┌──

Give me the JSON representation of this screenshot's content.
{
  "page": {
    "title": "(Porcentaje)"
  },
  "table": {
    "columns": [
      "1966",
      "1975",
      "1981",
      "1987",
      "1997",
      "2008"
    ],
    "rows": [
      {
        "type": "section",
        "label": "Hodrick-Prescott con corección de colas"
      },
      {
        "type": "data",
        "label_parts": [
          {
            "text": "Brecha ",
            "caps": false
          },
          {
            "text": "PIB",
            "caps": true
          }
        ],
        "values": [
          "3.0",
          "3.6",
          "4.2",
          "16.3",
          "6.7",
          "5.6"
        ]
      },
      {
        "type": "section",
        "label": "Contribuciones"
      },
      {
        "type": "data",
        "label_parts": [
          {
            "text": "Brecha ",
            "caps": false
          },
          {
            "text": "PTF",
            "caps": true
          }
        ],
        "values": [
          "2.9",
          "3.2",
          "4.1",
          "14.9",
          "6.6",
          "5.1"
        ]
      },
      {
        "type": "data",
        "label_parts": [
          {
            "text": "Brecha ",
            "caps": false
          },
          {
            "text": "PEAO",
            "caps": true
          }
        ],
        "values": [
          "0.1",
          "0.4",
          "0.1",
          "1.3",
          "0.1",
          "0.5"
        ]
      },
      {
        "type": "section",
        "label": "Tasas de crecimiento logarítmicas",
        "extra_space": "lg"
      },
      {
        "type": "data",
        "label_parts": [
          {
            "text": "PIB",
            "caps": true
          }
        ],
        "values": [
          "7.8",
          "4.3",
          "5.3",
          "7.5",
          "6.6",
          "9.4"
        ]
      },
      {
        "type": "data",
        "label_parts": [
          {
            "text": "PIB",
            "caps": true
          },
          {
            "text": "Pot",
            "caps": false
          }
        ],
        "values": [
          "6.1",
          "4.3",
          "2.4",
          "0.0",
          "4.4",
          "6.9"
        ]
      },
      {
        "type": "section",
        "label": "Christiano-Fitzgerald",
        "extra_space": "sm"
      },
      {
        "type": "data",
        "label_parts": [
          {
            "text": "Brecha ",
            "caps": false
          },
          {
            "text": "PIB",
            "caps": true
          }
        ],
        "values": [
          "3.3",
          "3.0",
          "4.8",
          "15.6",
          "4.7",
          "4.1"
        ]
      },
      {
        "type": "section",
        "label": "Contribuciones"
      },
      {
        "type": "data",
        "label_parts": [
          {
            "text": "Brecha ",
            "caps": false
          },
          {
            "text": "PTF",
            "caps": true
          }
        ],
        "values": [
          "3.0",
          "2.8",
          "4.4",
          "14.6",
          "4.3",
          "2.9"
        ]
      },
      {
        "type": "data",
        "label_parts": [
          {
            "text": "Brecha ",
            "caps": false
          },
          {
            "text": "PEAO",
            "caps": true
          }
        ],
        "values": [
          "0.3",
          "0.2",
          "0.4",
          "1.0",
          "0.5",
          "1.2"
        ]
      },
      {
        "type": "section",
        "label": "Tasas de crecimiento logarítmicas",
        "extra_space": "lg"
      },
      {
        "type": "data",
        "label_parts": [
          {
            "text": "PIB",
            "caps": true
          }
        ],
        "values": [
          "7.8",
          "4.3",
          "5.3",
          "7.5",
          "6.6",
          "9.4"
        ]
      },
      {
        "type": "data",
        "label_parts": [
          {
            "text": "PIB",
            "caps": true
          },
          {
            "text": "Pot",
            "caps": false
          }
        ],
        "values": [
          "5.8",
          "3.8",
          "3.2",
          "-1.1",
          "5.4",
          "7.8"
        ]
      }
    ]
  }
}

└──

__TO DO__:
Restate the whole of the material exactly.

__CORRECT RESPONSE__:
Give me the JSON representation of this screenshot's content.
{
  "page": {
    "title": "(Porcentaje)"
  },
  "table": {
    "columns": [
      "1966",
      "1975",
      "1981",
      "1987",
      "1997",
      "2008"
    ],
    "rows": [
      {
        "type": "section",
        "label": "Hodrick-Prescott con corección de colas"
      },
      {
        "type": "data",
        "label_parts": [
          {
            "text": "Brecha ",
            "caps": false
          },
          {
            "text": "PIB",
            "caps": true
          }
        ],
        "values": [
          "3.0",
          "3.6",
          "4.2",
          "16.3",
          "6.7",
          "5.6"
        ]
      },
      {
        "type": "section",
        "label": "Contribuciones"
      },
      {
        "type": "data",
        "label_parts": [
          {
            "text": "Brecha ",
            "caps": false
          },
          {
            "text": "PTF",
            "caps": true
          }
        ],
        "values": [
          "2.9",
          "3.2",
          "4.1",
          "14.9",
          "6.6",
          "5.1"
        ]
      },
      {
        "type": "data",
        "label_parts": [
          {
            "text": "Brecha ",
            "caps": false
          },
          {
            "text": "PEAO",
            "caps": true
          }
        ],
        "values": [
          "0.1",
          "0.4",
          "0.1",
          "1.3",
          "0.1",
          "0.5"
        ]
      },
      {
        "type": "section",
        "label": "Tasas de crecimiento logarítmicas",
        "extra_space": "lg"
      },
      {
        "type": "data",
        "label_parts": [
          {
            "text": "PIB",
            "caps": true
          }
        ],
        "values": [
          "7.8",
          "4.3",
          "5.3",
          "7.5",
          "6.6",
          "9.4"
        ]
      },
      {
        "type": "data",
        "label_parts": [
          {
            "text": "PIB",
            "caps": true
          },
          {
            "text": "Pot",
            "caps": false
          }
        ],
        "values": [
          "6.1",
          "4.3",
          "2.4",
          "0.0",
          "4.4",
          "6.9"
        ]
      },
      {
        "type": "section",
        "label": "Christiano-Fitzgerald",
        "extra_space": "sm"
      },
      {
        "type": "data",
        "label_parts": [
          {
            "text": "Brecha ",
            "caps": false
          },
          {
            "text": "PIB",
            "caps": true
          }
        ],
        "values": [
          "3.3",
          "3.0",
          "4.8",
          "15.6",
          "4.7",
          "4.1"
        ]
      },
      {
        "type": "section",
        "label": "Contribuciones"
      },
      {
        "type": "data",
        "label_parts": [
          {
            "text": "Brecha ",
            "caps": false
          },
          {
            "text": "PTF",
            "caps": true
          }
        ],
        "values": [
          "3.0",
          "2.8",
          "4.4",
          "14.6",
          "4.3",
          "2.9"
        ]
      },
      {
        "type": "data",
        "label_parts": [
          {
            "text": "Brecha ",
            "caps": false
          },
          {
            "text": "PEAO",
            "caps": true
          }
        ],
        "values": [
          "0.3",
          "0.2",
          "0.4",
          "1.0",
          "0.5",
          "1.2"
        ]
      },
      {
        "type": "section",
        "label": "Tasas de crecimiento logarítmicas",
        "extra_space": "lg"
      },
      {
        "type": "data",
        "label_parts": [
          {
            "text": "PIB",
            "caps": true
          }
        ],
        "values": [
          "7.8",
          "4.3",
          "5.3",
          "7.5",
          "6.6",
          "9.4"
        ]
      },
      {
        "type": "data",
        "label_parts": [
          {
            "text": "PIB",
            "caps": true
          },
          {
            "text": "Pot",
            "caps": false
          }
        ],
        "values": [
          "5.8",
          "3.8",
          "3.2",
          "-1.1",
          "5.4",
          "7.8"
        ]
      }
    ]
  }
}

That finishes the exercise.